- **Exercise requirements**:
Report the number of lines that include "поводу", with no additional text.

------ Material for the task

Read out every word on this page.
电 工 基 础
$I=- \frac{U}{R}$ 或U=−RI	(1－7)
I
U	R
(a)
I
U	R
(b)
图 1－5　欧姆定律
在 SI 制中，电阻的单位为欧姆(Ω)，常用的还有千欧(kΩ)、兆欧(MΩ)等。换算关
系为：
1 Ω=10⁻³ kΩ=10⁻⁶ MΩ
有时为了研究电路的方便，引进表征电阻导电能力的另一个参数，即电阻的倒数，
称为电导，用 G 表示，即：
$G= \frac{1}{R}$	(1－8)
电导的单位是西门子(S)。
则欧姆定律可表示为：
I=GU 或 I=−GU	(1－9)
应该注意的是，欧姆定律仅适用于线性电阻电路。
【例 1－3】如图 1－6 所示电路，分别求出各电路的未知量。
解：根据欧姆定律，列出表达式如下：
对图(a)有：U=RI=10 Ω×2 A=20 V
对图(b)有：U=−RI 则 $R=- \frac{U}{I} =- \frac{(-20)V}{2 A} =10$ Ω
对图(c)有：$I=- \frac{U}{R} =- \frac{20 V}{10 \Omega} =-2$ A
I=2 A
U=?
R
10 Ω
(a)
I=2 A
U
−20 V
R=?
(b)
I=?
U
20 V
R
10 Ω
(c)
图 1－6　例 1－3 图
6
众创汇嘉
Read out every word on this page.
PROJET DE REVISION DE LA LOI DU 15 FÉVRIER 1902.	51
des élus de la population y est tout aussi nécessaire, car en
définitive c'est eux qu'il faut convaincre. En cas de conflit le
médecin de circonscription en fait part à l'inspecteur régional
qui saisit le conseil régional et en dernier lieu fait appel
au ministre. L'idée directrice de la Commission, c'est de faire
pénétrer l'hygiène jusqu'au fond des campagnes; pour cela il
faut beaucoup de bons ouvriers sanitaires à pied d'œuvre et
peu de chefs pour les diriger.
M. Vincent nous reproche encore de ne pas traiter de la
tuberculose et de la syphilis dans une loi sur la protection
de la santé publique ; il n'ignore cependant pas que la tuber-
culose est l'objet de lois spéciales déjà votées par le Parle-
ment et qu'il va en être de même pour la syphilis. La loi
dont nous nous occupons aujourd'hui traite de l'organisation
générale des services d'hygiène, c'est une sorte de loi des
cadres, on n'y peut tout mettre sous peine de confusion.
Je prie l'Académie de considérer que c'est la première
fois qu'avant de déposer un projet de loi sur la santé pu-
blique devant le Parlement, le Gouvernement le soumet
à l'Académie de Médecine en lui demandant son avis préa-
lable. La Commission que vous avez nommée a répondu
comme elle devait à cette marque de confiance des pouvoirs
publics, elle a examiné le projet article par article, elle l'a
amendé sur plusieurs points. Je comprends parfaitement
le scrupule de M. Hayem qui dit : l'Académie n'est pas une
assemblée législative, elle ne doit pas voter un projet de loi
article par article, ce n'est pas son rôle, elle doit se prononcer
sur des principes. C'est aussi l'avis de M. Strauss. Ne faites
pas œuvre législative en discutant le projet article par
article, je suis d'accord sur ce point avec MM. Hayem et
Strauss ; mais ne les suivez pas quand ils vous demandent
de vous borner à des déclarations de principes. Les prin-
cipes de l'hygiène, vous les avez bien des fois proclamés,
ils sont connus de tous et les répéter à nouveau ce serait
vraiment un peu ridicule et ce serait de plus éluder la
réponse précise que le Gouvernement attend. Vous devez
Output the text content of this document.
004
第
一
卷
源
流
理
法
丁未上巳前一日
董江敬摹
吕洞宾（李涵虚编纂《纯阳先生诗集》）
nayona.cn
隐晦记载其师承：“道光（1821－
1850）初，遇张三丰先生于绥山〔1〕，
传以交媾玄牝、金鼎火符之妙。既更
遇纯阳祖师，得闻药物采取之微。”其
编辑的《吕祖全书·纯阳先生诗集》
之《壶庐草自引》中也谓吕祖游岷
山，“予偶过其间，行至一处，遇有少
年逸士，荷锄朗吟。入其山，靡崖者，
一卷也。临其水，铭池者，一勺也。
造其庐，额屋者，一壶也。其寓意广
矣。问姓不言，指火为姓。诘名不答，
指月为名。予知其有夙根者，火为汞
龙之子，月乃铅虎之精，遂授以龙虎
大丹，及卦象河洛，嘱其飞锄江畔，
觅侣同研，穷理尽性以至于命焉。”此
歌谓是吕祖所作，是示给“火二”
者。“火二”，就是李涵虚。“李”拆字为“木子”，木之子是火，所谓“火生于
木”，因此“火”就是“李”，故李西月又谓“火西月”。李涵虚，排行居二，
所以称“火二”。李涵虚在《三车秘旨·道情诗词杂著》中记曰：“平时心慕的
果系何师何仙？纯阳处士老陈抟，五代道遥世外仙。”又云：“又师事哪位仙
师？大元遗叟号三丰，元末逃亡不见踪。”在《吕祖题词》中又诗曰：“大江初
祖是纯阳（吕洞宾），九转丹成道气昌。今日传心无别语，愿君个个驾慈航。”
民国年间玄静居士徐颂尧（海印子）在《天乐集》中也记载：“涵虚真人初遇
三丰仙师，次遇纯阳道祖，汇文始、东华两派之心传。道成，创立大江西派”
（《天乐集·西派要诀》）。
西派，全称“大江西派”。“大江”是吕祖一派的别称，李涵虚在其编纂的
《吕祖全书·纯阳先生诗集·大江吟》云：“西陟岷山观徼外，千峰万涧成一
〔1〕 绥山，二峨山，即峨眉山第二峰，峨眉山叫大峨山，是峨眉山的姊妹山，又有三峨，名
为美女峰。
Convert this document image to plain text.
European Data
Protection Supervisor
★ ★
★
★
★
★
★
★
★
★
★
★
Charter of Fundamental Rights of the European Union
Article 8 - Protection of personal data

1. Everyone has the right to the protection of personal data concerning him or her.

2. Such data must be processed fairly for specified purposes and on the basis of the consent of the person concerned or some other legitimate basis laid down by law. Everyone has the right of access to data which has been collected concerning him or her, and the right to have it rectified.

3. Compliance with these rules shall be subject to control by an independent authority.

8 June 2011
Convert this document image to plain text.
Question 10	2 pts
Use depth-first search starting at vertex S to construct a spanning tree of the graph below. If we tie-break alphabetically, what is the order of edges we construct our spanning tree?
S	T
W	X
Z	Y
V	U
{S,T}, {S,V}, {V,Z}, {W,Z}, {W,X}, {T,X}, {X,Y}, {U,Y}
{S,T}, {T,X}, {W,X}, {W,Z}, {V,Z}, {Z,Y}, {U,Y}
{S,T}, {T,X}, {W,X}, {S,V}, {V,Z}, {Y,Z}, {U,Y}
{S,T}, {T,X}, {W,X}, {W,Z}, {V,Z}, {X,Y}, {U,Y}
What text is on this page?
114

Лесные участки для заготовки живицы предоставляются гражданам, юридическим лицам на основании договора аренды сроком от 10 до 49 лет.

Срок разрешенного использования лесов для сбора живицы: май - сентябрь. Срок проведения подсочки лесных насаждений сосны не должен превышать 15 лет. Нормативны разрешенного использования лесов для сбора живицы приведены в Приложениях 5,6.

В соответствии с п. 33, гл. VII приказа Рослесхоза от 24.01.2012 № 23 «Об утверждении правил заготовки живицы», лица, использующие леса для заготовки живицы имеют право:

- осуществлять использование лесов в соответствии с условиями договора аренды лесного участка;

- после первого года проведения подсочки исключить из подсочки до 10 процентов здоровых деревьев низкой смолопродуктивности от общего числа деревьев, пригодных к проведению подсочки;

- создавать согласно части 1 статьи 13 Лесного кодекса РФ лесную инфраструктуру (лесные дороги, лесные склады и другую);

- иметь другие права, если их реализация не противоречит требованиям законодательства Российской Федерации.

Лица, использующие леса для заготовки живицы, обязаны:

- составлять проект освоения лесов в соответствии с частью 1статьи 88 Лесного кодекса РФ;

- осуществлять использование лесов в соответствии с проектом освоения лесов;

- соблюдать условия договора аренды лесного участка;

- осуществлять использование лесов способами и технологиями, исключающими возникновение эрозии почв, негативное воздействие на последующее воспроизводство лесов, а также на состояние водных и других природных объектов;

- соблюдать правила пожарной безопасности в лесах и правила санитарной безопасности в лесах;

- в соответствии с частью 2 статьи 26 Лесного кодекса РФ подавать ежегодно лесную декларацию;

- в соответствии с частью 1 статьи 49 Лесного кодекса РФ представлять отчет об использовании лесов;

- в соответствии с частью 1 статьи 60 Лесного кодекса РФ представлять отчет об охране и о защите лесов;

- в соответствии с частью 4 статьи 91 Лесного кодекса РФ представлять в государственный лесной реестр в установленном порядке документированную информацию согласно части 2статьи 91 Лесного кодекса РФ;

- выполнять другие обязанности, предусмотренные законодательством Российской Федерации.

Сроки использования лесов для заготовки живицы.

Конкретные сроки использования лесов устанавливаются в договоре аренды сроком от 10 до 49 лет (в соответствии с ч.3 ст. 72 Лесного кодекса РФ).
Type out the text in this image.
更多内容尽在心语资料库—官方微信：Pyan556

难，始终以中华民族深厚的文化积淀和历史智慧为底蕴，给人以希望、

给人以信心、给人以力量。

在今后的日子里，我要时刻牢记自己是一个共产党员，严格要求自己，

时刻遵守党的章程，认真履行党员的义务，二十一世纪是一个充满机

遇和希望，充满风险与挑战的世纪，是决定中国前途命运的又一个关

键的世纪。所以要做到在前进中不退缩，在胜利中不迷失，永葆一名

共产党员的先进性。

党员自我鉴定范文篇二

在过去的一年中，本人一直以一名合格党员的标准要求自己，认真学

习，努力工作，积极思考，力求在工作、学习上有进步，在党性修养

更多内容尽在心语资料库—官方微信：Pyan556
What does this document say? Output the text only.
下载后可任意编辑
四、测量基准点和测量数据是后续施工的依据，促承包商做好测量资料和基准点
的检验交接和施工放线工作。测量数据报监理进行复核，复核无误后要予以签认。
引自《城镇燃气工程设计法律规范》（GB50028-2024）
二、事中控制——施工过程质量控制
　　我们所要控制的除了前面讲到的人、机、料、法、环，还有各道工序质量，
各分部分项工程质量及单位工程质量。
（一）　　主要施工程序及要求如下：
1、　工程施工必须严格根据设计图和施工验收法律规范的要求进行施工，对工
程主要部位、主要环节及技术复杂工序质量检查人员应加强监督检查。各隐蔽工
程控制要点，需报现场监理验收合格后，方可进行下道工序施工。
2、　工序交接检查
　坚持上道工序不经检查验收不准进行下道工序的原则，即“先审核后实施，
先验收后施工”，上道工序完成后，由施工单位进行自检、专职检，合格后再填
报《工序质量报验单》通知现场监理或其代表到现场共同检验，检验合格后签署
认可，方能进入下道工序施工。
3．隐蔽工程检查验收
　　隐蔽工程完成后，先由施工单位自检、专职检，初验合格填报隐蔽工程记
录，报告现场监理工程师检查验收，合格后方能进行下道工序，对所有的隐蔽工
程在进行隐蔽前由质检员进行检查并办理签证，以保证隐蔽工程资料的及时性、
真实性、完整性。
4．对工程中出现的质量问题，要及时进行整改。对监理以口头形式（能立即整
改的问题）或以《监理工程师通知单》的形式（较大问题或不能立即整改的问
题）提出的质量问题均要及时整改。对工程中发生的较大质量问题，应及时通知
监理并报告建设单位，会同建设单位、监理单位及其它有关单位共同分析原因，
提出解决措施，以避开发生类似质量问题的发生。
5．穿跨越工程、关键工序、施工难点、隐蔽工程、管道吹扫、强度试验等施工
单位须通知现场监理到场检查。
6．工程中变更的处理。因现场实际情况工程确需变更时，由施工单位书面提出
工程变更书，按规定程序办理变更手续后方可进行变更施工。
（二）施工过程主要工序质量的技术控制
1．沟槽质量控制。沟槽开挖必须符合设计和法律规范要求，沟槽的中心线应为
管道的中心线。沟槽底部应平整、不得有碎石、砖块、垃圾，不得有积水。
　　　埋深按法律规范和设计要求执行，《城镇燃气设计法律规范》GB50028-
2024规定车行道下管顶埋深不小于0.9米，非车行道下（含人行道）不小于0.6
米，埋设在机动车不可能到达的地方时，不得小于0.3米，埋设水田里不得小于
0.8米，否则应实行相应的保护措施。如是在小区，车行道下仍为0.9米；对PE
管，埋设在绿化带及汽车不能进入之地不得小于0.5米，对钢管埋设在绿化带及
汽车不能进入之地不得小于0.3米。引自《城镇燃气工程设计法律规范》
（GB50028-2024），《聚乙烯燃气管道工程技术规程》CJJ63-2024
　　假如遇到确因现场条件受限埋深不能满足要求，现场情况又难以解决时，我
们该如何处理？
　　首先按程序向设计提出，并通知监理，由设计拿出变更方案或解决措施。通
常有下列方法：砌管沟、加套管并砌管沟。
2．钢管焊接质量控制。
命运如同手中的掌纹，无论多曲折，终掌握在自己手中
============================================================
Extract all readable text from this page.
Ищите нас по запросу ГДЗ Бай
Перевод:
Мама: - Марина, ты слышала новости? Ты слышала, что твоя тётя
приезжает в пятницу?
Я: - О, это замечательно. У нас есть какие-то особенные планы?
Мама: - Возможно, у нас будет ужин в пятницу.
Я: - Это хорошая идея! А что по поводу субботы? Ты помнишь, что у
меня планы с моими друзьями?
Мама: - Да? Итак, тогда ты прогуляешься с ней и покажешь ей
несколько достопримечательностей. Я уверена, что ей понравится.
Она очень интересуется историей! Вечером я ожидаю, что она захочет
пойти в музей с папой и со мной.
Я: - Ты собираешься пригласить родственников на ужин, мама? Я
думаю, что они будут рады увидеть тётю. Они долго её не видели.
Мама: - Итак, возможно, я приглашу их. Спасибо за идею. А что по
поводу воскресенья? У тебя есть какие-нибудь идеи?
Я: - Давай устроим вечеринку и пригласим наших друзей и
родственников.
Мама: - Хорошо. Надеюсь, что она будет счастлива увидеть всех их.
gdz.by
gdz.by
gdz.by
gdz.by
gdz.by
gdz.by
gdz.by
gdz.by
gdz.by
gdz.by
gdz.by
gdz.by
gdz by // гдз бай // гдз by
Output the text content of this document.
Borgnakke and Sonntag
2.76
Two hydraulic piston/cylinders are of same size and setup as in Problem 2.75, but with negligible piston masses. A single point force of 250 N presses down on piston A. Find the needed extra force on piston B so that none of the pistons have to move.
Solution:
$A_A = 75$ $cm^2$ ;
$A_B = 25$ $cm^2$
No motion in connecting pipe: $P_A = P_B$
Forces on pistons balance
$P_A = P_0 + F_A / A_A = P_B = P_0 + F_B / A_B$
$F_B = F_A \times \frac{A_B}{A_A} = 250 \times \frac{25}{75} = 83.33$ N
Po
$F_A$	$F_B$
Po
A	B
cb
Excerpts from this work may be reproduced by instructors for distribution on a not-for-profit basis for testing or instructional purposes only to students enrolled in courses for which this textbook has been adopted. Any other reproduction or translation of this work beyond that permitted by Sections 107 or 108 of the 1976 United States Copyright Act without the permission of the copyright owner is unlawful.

------------

- **Task solution**:
2